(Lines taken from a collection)
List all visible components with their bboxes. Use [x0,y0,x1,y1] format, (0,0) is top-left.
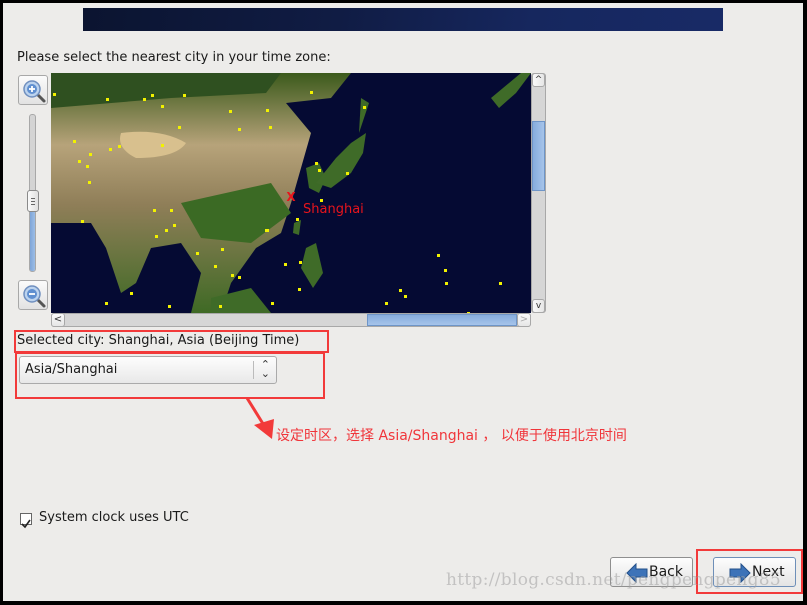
scroll-down-button[interactable]: v [532,299,545,313]
city-dot[interactable] [385,302,388,305]
city-dot[interactable] [296,218,299,221]
timezone-map[interactable]: X Shanghai [51,73,531,313]
city-dot[interactable] [183,94,186,97]
city-dot[interactable] [81,220,84,223]
city-dot[interactable] [315,162,318,165]
selected-city-marker: X [286,190,296,204]
annotation-arrow-icon [245,397,274,439]
city-dot[interactable] [130,292,133,295]
city-dot[interactable] [170,209,173,212]
utc-checkbox-label[interactable]: System clock uses UTC [39,510,189,525]
city-dot[interactable] [88,181,91,184]
annotation-note: 设定时区，选择 Asia/Shanghai ， 以便于使用北京时间 [276,428,627,444]
city-dot[interactable] [284,263,287,266]
utc-checkbox[interactable] [20,513,32,529]
zoom-out-button[interactable] [18,280,48,310]
zoom-in-button[interactable] [18,75,48,105]
zoom-out-icon [23,285,46,308]
watermark: http://blog.csdn.net/pengpengpeng85 [446,570,782,590]
annotation-box-timezone [15,352,325,399]
city-dot[interactable] [168,305,171,308]
city-dot[interactable] [363,106,366,109]
map-canvas: X Shanghai [51,73,531,313]
selected-city-map-label: Shanghai [303,202,364,217]
city-dot[interactable] [151,94,154,97]
city-dot[interactable] [86,165,89,168]
city-dot[interactable] [310,91,313,94]
zoom-slider-handle[interactable] [27,189,39,212]
city-dot[interactable] [196,252,199,255]
city-dot[interactable] [153,209,156,212]
timezone-prompt: Please select the nearest city in your t… [17,50,331,65]
japan-islands [316,133,366,188]
city-dot[interactable] [105,302,108,305]
city-dot[interactable] [161,105,164,108]
zoom-in-icon [23,80,46,103]
city-dot[interactable] [271,302,274,305]
installer-banner [83,8,723,31]
city-dot[interactable] [444,269,447,272]
city-dot[interactable] [229,110,232,113]
city-dot[interactable] [346,172,349,175]
city-dot[interactable] [299,261,302,264]
map-horizontal-scrollbar[interactable]: < > [51,313,531,327]
map-vertical-scrollbar[interactable]: ^ v [531,73,546,313]
city-dot[interactable] [89,153,92,156]
scroll-left-button[interactable]: < [51,313,65,327]
city-dot[interactable] [109,148,112,151]
city-dot[interactable] [499,282,502,285]
city-dot[interactable] [78,160,81,163]
city-dot[interactable] [173,224,176,227]
city-dot[interactable] [161,144,164,147]
taiwan [293,220,301,235]
city-dot[interactable] [231,274,234,277]
checkmark-icon [21,519,31,529]
city-dot[interactable] [143,98,146,101]
city-dot[interactable] [437,254,440,257]
asia-landmass [51,73,351,313]
city-dot[interactable] [106,98,109,101]
city-dot[interactable] [155,235,158,238]
city-dot[interactable] [266,109,269,112]
horizontal-scroll-thumb[interactable] [367,314,517,326]
city-dot[interactable] [238,128,241,131]
city-dot[interactable] [318,169,321,172]
city-dot[interactable] [221,248,224,251]
city-dot[interactable] [214,265,217,268]
annotation-box-selected-city [14,330,329,353]
scroll-right-button[interactable]: > [517,313,531,327]
city-dot[interactable] [269,126,272,129]
city-dot[interactable] [238,276,241,279]
city-dot[interactable] [219,305,222,308]
city-dot[interactable] [118,145,121,148]
city-dot[interactable] [298,288,301,291]
kamchatka [491,73,531,108]
city-dot[interactable] [178,126,181,129]
city-dot[interactable] [165,229,168,232]
city-dot[interactable] [404,295,407,298]
scroll-up-button[interactable]: ^ [532,73,545,87]
city-dot[interactable] [445,282,448,285]
city-dot[interactable] [399,289,402,292]
city-dot[interactable] [266,229,269,232]
vertical-scroll-thumb[interactable] [532,121,545,191]
city-dot[interactable] [53,93,56,96]
city-dot[interactable] [73,140,76,143]
philippines [301,243,323,288]
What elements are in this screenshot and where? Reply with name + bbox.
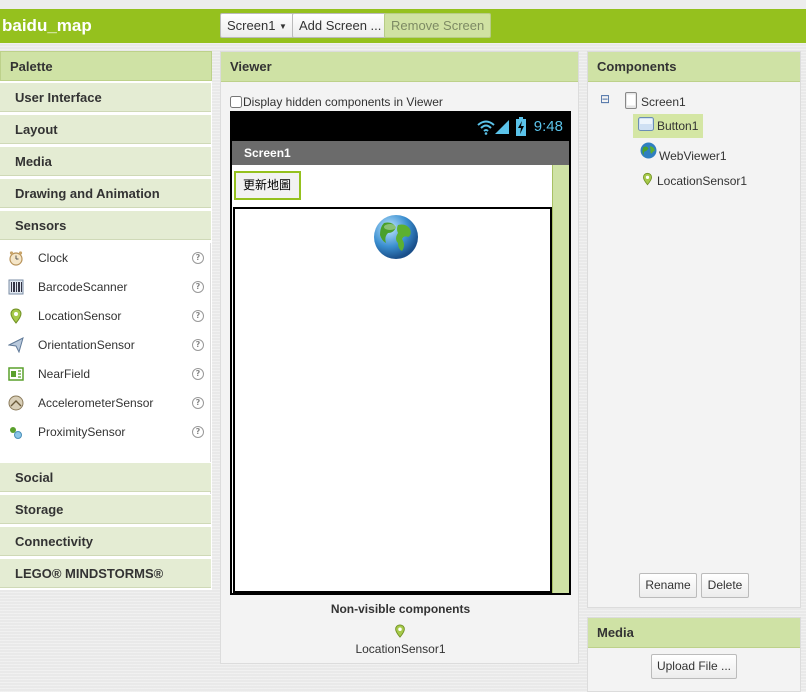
palette-item-label: AccelerometerSensor [38,396,154,410]
status-time: 9:48 [533,118,563,135]
help-icon[interactable]: ? [192,368,204,380]
media-title: Media [588,618,800,648]
display-hidden-checkbox-row[interactable]: Display hidden components in Viewer [230,95,443,109]
palette-item-label: BarcodeScanner [38,280,128,294]
palette-item-nearfield[interactable]: NearField ? [0,360,211,389]
palette-item-proximitysensor[interactable]: ProximitySensor ? [0,418,211,447]
top-toolbar: baidu_map Screen1 ▼ Add Screen ... Remov… [0,0,806,43]
tree-item-screen1[interactable]: Screen1 [624,90,744,114]
viewer-title: Viewer [221,52,578,82]
dropdown-arrow-icon: ▼ [279,22,287,31]
button-icon [638,117,654,131]
media-panel: Media Upload File ... [587,617,801,692]
nfc-icon [8,367,24,381]
tree-item-label: Button1 [657,119,699,133]
signal-icon [495,120,509,134]
accelerometer-icon [8,395,24,411]
remove-screen-button[interactable]: Remove Screen [384,13,492,38]
nonvisible-item-locationsensor[interactable]: LocationSensor1 [221,642,580,656]
tree-item-locationsensor1[interactable]: LocationSensor1 [640,169,770,193]
screen-title-bar: Screen1 [232,141,569,165]
help-icon[interactable]: ? [192,252,204,264]
palette-item-accelerometersensor[interactable]: AccelerometerSensor ? [0,389,211,418]
orientation-icon [8,337,24,353]
palette-category-drawing-animation[interactable]: Drawing and Animation [0,178,211,208]
location-pin-icon [395,624,405,638]
tree-item-button1[interactable]: Button1 [633,114,703,138]
palette-category-social[interactable]: Social [0,462,211,492]
globe-icon [374,215,418,259]
palette-category-user-interface[interactable]: User Interface [0,82,211,112]
clock-icon [9,251,23,266]
tree-item-label: Screen1 [641,95,686,109]
palette-item-barcodescanner[interactable]: BarcodeScanner ? [0,273,211,302]
nonvisible-components-title: Non-visible components [330,602,471,616]
proximity-icon [10,427,22,439]
palette-item-clock[interactable]: Clock ? [0,244,211,273]
palette-panel: Palette User Interface Layout Media Draw… [0,51,212,590]
barcode-icon [8,279,24,295]
status-bar: 9:48 [232,113,569,141]
tree-item-webviewer1[interactable]: WebViewer1 [640,142,750,168]
wifi-icon [477,120,495,135]
palette-item-locationsensor[interactable]: LocationSensor ? [0,302,211,331]
globe-icon [640,142,657,159]
palette-item-label: OrientationSensor [38,338,135,352]
palette-item-label: Clock [38,251,69,265]
tree-item-label: LocationSensor1 [657,174,748,188]
screen-select-label: Screen1 [227,18,276,33]
tree-item-label: WebViewer1 [659,149,727,163]
components-title: Components [588,52,800,82]
location-pin-icon [643,172,652,186]
help-icon[interactable]: ? [192,281,204,293]
palette-title: Palette [0,51,212,81]
palette-item-label: ProximitySensor [38,425,126,439]
screen-select-dropdown[interactable]: Screen1 ▼ [220,13,294,38]
palette-category-layout[interactable]: Layout [0,114,211,144]
phone-preview: 9:48 Screen1 更新地圖 [230,111,571,595]
palette-category-storage[interactable]: Storage [0,494,211,524]
palette-item-label: NearField [38,367,91,381]
rename-button[interactable]: Rename [639,573,697,598]
web-viewer[interactable] [233,207,552,593]
components-panel: Components ⊟ Screen1 Button1 WebViewer1 … [587,51,801,608]
screen-content: 更新地圖 [232,165,552,593]
help-icon[interactable]: ? [192,339,204,351]
delete-button[interactable]: Delete [701,573,749,598]
help-icon[interactable]: ? [192,426,204,438]
display-hidden-checkbox[interactable] [230,96,242,108]
palette-item-orientationsensor[interactable]: OrientationSensor ? [0,331,211,360]
palette-category-sensors[interactable]: Sensors [0,210,211,240]
upload-file-button[interactable]: Upload File ... [651,654,737,679]
phone-scrollbar[interactable] [552,165,569,593]
palette-category-media[interactable]: Media [0,146,211,176]
palette-item-label: LocationSensor [38,309,122,323]
palette-category-connectivity[interactable]: Connectivity [0,526,211,556]
update-map-button[interactable]: 更新地圖 [234,171,301,200]
help-icon[interactable]: ? [192,310,204,322]
project-name: baidu_map [2,16,92,35]
viewer-panel: Viewer Display hidden components in View… [220,51,579,664]
screen-icon [625,92,637,109]
display-hidden-label: Display hidden components in Viewer [243,95,443,109]
palette-category-lego-mindstorms[interactable]: LEGO® MINDSTORMS® [0,558,211,588]
location-pin-icon [10,308,22,324]
battery-icon [516,117,526,136]
add-screen-button[interactable]: Add Screen ... [292,13,389,38]
help-icon[interactable]: ? [192,397,204,409]
collapse-tree-icon[interactable]: ⊟ [600,92,610,106]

▸ Given task
Print the lines again without any changes, starting with the line that contains "palette-item-label: AccelerometerSensor [38,396,154,410]" and ending with the line that contains "globe-icon [640,142,657,159]", including both of those lines.

▸ Result of this exercise
palette-item-label: AccelerometerSensor [38,396,154,410]
status-time: 9:48 [533,118,563,135]
help-icon[interactable]: ? [192,368,204,380]
media-title: Media [588,618,800,648]
display-hidden-checkbox-row[interactable]: Display hidden components in Viewer [230,95,443,109]
palette-item-label: BarcodeScanner [38,280,128,294]
palette-item-nearfield[interactable]: NearField ? [0,360,211,389]
palette-item-proximitysensor[interactable]: ProximitySensor ? [0,418,211,447]
top-toolbar: baidu_map Screen1 ▼ Add Screen ... Remov… [0,0,806,43]
tree-item-screen1[interactable]: Screen1 [624,90,744,114]
viewer-title: Viewer [221,52,578,82]
dropdown-arrow-icon: ▼ [279,22,287,31]
button-icon [638,117,654,131]
media-panel: Media Upload File ... [587,617,801,692]
nfc-icon [8,367,24,381]
tree-item-label: Button1 [657,119,699,133]
signal-icon [495,120,509,134]
accelerometer-icon [8,395,24,411]
remove-screen-button[interactable]: Remove Screen [384,13,492,38]
nonvisible-item-locationsensor[interactable]: LocationSensor1 [221,642,580,656]
tree-item-locationsensor1[interactable]: LocationSensor1 [640,169,770,193]
screen-title-bar: Screen1 [232,141,569,165]
help-icon[interactable]: ? [192,252,204,264]
palette-item-accelerometersensor[interactable]: AccelerometerSensor ? [0,389,211,418]
orientation-icon [8,337,24,353]
palette-category-drawing-animation[interactable]: Drawing and Animation [0,178,211,208]
location-pin-icon [395,624,405,638]
tree-item-button1[interactable]: Button1 [633,114,703,138]
palette-category-social[interactable]: Social [0,462,211,492]
globe-icon [374,215,418,259]
palette-category-user-interface[interactable]: User Interface [0,82,211,112]
clock-icon [9,251,23,266]
tree-item-label: Screen1 [641,95,686,109]
palette-item-barcodescanner[interactable]: BarcodeScanner ? [0,273,211,302]
nonvisible-components-title: Non-visible components [330,602,471,616]
proximity-icon [10,427,22,439]
palette-item-clock[interactable]: Clock ? [0,244,211,273]
palette-panel: Palette User Interface Layout Media Draw… [0,51,212,590]
barcode-icon [8,279,24,295]
status-bar: 9:48 [232,113,569,141]
tree-item-webviewer1[interactable]: WebViewer1 [640,142,750,168]
wifi-icon [477,120,495,135]
palette-item-locationsensor[interactable]: LocationSensor ? [0,302,211,331]
globe-icon [640,142,657,159]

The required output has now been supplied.